DATA ENTRIES>
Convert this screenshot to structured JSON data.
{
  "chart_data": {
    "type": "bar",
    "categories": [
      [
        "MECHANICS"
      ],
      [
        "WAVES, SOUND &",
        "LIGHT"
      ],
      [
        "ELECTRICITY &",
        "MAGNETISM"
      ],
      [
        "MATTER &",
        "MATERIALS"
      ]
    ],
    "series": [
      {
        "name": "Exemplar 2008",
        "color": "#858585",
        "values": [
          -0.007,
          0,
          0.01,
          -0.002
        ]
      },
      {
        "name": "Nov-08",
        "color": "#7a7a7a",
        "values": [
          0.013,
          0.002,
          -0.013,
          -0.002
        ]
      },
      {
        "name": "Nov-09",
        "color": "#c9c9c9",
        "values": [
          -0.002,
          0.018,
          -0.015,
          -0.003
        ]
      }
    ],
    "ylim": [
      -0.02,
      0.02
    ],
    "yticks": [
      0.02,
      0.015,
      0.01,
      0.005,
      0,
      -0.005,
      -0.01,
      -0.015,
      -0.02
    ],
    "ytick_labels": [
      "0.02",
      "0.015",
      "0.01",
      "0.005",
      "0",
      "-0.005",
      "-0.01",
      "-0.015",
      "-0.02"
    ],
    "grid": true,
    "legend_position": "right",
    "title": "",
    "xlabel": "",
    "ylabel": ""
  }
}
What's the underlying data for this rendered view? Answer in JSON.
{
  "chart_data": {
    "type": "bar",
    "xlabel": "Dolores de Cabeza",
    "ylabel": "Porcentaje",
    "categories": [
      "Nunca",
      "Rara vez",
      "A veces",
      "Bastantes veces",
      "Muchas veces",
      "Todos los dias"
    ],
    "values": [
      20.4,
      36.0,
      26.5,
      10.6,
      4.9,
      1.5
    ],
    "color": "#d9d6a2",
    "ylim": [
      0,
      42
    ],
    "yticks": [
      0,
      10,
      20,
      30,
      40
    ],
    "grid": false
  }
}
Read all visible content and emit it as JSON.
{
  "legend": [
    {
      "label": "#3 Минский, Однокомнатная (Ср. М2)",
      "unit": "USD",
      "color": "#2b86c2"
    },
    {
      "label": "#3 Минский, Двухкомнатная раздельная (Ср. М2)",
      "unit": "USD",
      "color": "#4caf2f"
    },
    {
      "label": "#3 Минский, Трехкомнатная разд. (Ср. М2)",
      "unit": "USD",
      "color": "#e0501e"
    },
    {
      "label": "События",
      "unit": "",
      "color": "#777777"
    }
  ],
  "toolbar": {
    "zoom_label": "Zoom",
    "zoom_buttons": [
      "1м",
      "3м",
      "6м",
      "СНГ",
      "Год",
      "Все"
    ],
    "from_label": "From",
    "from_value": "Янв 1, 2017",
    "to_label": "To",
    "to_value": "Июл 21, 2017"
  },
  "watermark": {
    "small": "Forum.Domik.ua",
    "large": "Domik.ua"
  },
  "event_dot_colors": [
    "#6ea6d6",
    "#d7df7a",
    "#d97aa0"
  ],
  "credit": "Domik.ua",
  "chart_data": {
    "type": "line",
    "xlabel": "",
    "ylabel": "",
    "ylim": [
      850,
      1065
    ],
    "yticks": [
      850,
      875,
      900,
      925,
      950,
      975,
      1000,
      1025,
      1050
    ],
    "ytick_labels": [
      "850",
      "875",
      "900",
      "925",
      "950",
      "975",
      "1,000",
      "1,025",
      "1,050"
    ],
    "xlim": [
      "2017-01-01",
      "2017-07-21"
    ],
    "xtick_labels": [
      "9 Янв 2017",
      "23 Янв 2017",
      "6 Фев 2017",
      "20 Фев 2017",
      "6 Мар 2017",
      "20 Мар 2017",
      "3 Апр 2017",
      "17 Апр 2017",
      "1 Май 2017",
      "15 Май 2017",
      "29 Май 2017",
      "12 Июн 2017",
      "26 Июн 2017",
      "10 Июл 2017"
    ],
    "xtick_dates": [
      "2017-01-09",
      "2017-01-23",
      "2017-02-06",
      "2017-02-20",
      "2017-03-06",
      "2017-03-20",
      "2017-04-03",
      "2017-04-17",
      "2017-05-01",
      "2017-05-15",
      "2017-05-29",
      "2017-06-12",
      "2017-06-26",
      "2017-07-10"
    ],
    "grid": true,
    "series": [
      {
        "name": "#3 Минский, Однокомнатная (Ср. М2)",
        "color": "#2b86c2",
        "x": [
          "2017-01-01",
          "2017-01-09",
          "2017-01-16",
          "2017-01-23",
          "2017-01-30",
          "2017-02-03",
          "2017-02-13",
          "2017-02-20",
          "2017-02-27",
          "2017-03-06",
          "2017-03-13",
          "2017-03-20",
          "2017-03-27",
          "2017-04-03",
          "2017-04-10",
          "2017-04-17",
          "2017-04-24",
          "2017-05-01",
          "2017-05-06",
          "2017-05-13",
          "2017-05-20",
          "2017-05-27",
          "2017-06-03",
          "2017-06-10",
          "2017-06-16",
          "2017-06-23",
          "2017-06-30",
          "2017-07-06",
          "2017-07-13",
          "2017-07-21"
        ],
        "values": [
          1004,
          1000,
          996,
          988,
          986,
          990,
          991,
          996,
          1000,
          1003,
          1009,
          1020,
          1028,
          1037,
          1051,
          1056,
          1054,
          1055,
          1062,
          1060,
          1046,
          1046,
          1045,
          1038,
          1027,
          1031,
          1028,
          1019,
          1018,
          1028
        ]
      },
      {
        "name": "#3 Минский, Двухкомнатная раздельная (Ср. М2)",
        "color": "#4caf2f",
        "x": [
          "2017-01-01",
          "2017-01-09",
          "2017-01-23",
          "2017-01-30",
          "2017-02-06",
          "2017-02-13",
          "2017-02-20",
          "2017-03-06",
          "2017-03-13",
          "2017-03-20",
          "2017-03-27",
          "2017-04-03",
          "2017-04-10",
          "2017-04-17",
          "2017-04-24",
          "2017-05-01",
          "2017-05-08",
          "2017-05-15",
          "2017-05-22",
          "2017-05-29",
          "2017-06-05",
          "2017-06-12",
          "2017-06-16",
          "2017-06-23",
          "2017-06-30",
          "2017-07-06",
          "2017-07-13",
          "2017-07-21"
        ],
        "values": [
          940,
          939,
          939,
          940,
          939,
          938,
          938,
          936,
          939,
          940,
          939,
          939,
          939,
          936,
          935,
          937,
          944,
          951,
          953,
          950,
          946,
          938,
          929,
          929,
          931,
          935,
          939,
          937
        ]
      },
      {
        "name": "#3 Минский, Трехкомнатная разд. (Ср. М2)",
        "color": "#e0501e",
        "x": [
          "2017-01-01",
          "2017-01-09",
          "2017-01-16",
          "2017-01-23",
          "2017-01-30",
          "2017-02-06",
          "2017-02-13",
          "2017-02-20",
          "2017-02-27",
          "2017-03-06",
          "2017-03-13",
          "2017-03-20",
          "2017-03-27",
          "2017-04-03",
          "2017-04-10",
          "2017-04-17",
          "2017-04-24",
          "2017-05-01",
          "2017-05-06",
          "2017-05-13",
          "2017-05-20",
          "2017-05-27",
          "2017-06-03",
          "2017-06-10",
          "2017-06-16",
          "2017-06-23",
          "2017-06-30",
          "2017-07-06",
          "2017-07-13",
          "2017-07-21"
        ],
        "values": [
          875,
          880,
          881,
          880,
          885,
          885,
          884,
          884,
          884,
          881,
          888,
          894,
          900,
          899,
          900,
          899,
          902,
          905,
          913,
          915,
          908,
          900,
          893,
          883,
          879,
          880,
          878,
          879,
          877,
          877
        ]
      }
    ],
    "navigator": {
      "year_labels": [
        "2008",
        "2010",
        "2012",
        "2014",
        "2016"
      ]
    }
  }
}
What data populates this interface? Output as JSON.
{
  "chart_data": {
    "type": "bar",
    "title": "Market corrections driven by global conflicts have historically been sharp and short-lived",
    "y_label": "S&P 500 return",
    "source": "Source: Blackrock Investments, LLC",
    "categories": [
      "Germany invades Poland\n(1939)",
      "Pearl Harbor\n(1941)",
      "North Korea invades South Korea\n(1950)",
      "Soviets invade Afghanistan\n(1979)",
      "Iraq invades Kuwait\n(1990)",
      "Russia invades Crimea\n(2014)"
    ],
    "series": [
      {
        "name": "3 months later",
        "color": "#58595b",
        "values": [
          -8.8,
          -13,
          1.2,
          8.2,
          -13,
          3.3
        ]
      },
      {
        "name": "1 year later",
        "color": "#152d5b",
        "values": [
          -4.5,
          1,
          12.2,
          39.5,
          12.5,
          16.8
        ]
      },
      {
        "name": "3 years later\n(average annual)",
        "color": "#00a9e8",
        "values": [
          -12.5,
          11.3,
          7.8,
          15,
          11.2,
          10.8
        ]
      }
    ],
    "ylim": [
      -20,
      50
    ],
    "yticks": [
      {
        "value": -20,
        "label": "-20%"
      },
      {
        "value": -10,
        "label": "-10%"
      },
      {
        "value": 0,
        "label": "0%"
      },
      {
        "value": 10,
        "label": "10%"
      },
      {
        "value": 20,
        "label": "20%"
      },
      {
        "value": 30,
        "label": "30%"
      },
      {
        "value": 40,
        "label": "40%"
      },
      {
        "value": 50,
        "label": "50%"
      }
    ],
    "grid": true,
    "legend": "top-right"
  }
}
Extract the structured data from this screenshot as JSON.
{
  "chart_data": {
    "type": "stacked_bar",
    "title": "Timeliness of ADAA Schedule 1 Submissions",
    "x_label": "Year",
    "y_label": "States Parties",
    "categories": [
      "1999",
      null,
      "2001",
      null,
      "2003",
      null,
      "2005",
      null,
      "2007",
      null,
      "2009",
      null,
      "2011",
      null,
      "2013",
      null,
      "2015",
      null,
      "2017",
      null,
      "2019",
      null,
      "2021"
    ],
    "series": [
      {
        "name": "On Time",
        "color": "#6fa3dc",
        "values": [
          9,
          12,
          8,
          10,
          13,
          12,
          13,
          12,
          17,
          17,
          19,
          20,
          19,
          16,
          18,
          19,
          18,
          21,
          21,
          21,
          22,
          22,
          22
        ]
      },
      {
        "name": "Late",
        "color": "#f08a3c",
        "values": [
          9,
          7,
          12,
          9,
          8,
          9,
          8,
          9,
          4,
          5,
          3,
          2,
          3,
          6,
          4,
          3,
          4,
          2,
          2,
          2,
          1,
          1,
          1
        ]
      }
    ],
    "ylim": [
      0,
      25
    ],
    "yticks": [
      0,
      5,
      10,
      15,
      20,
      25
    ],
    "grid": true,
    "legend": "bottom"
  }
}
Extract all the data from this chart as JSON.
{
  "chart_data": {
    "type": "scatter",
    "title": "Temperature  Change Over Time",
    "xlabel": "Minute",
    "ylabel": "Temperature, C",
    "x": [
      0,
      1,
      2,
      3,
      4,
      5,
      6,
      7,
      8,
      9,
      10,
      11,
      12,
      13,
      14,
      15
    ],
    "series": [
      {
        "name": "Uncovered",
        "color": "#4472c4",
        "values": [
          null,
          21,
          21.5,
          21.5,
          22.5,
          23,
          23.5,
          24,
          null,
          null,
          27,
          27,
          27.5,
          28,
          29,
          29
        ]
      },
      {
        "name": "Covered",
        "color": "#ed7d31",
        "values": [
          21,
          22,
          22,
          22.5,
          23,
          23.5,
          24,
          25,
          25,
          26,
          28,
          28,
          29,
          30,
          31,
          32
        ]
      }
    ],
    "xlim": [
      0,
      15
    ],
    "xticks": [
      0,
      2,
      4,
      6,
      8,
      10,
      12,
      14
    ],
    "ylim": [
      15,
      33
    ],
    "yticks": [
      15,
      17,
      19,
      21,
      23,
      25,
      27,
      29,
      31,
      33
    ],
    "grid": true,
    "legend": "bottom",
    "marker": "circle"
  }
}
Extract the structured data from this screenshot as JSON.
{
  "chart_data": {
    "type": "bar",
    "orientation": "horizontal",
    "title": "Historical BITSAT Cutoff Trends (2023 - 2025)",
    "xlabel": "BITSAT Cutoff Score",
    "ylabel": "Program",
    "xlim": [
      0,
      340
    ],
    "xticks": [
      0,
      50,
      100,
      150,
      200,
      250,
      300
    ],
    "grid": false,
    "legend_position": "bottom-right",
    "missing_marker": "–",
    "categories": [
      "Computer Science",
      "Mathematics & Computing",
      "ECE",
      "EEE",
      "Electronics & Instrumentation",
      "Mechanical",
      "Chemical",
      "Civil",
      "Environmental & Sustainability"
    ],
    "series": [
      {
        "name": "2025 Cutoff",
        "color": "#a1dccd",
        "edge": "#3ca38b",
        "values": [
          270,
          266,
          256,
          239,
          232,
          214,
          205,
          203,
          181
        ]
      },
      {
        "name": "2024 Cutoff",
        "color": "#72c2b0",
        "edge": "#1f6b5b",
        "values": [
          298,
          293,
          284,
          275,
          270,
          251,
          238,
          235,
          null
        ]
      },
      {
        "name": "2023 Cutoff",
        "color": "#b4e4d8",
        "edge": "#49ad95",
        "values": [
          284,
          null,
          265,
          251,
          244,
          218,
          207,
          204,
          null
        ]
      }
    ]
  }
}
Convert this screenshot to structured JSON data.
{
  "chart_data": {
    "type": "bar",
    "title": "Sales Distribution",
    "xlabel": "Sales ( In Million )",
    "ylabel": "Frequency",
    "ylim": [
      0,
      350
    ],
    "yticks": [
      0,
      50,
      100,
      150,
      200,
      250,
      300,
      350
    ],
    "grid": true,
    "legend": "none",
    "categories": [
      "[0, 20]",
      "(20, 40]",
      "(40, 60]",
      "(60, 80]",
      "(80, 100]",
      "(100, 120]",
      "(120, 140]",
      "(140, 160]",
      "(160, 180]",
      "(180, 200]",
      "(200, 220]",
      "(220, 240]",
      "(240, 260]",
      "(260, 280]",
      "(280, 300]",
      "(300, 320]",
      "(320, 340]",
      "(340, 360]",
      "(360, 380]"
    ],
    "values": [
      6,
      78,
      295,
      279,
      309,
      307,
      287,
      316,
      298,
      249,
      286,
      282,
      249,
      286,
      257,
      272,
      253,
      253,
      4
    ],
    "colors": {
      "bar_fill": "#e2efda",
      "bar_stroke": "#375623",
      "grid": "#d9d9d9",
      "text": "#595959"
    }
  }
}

TO BE DONE>
Extract every line above that contains the word "title".

OUTPUT FOR THIS EXERCISE>
    "title": "",
    "title": "Market corrections driven by global conflicts have historically been sharp and short-lived",
    "title": "Timeliness of ADAA Schedule 1 Submissions",
    "title": "Temperature  Change Over Time",
    "title": "Historical BITSAT Cutoff Trends (2023 - 2025)",
    "title": "Sales Distribution",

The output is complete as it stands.